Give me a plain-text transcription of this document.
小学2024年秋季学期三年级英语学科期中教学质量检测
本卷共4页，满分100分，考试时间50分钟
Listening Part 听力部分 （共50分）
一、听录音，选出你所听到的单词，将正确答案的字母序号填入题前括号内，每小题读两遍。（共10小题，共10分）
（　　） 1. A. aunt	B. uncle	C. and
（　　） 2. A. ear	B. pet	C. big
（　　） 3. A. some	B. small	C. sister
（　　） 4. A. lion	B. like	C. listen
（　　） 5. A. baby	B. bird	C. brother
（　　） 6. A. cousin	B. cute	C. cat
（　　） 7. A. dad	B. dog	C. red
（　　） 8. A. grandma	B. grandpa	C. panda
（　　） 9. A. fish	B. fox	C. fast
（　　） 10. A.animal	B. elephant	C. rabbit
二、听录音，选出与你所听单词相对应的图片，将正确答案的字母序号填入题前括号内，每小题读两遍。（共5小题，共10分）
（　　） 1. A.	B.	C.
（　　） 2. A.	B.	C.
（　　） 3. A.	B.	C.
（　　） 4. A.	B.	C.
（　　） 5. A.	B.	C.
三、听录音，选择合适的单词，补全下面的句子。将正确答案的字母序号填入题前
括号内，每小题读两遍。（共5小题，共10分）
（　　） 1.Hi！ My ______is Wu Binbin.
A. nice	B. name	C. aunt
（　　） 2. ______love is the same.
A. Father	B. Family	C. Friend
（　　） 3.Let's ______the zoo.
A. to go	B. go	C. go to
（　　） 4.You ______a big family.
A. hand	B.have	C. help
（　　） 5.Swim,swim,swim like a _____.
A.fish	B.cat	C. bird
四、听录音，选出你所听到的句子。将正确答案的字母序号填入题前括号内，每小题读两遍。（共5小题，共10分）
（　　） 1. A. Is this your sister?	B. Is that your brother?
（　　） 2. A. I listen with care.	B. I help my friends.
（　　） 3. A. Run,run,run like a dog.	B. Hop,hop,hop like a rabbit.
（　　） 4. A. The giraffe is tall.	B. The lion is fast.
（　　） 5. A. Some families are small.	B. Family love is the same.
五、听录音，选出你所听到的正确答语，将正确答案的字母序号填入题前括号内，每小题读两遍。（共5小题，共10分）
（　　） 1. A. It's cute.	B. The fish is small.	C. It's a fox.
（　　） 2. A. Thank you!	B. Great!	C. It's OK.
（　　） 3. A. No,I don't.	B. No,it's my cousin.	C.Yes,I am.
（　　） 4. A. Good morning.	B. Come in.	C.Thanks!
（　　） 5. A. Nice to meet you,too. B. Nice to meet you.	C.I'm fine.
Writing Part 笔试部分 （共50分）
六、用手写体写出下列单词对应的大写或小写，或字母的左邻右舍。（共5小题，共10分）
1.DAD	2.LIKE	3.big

## [REQUIREMENT]
Nothing in the data may differ; print all of it exactly as written.

## [CORRECT OUTPUT]
Give me a plain-text transcription of this document.
小学2024年秋季学期三年级英语学科期中教学质量检测
本卷共4页，满分100分，考试时间50分钟
Listening Part 听力部分 （共50分）
一、听录音，选出你所听到的单词，将正确答案的字母序号填入题前括号内，每小题读两遍。（共10小题，共10分）
（　　） 1. A. aunt	B. uncle	C. and
（　　） 2. A. ear	B. pet	C. big
（　　） 3. A. some	B. small	C. sister
（　　） 4. A. lion	B. like	C. listen
（　　） 5. A. baby	B. bird	C. brother
（　　） 6. A. cousin	B. cute	C. cat
（　　） 7. A. dad	B. dog	C. red
（　　） 8. A. grandma	B. grandpa	C. panda
（　　） 9. A. fish	B. fox	C. fast
（　　） 10. A.animal	B. elephant	C. rabbit
二、听录音，选出与你所听单词相对应的图片，将正确答案的字母序号填入题前括号内，每小题读两遍。（共5小题，共10分）
（　　） 1. A.	B.	C.
（　　） 2. A.	B.	C.
（　　） 3. A.	B.	C.
（　　） 4. A.	B.	C.
（　　） 5. A.	B.	C.
三、听录音，选择合适的单词，补全下面的句子。将正确答案的字母序号填入题前
括号内，每小题读两遍。（共5小题，共10分）
（　　） 1.Hi！ My ______is Wu Binbin.
A. nice	B. name	C. aunt
（　　） 2. ______love is the same.
A. Father	B. Family	C. Friend
（　　） 3.Let's ______the zoo.
A. to go	B. go	C. go to
（　　） 4.You ______a big family.
A. hand	B.have	C. help
（　　） 5.Swim,swim,swim like a _____.
A.fish	B.cat	C. bird
四、听录音，选出你所听到的句子。将正确答案的字母序号填入题前括号内，每小题读两遍。（共5小题，共10分）
（　　） 1. A. Is this your sister?	B. Is that your brother?
（　　） 2. A. I listen with care.	B. I help my friends.
（　　） 3. A. Run,run,run like a dog.	B. Hop,hop,hop like a rabbit.
（　　） 4. A. The giraffe is tall.	B. The lion is fast.
（　　） 5. A. Some families are small.	B. Family love is the same.
五、听录音，选出你所听到的正确答语，将正确答案的字母序号填入题前括号内，每小题读两遍。（共5小题，共10分）
（　　） 1. A. It's cute.	B. The fish is small.	C. It's a fox.
（　　） 2. A. Thank you!	B. Great!	C. It's OK.
（　　） 3. A. No,I don't.	B. No,it's my cousin.	C.Yes,I am.
（　　） 4. A. Good morning.	B. Come in.	C.Thanks!
（　　） 5. A. Nice to meet you,too. B. Nice to meet you.	C.I'm fine.
Writing Part 笔试部分 （共50分）
六、用手写体写出下列单词对应的大写或小写，或字母的左邻右舍。（共5小题，共10分）
1.DAD	2.LIKE	3.big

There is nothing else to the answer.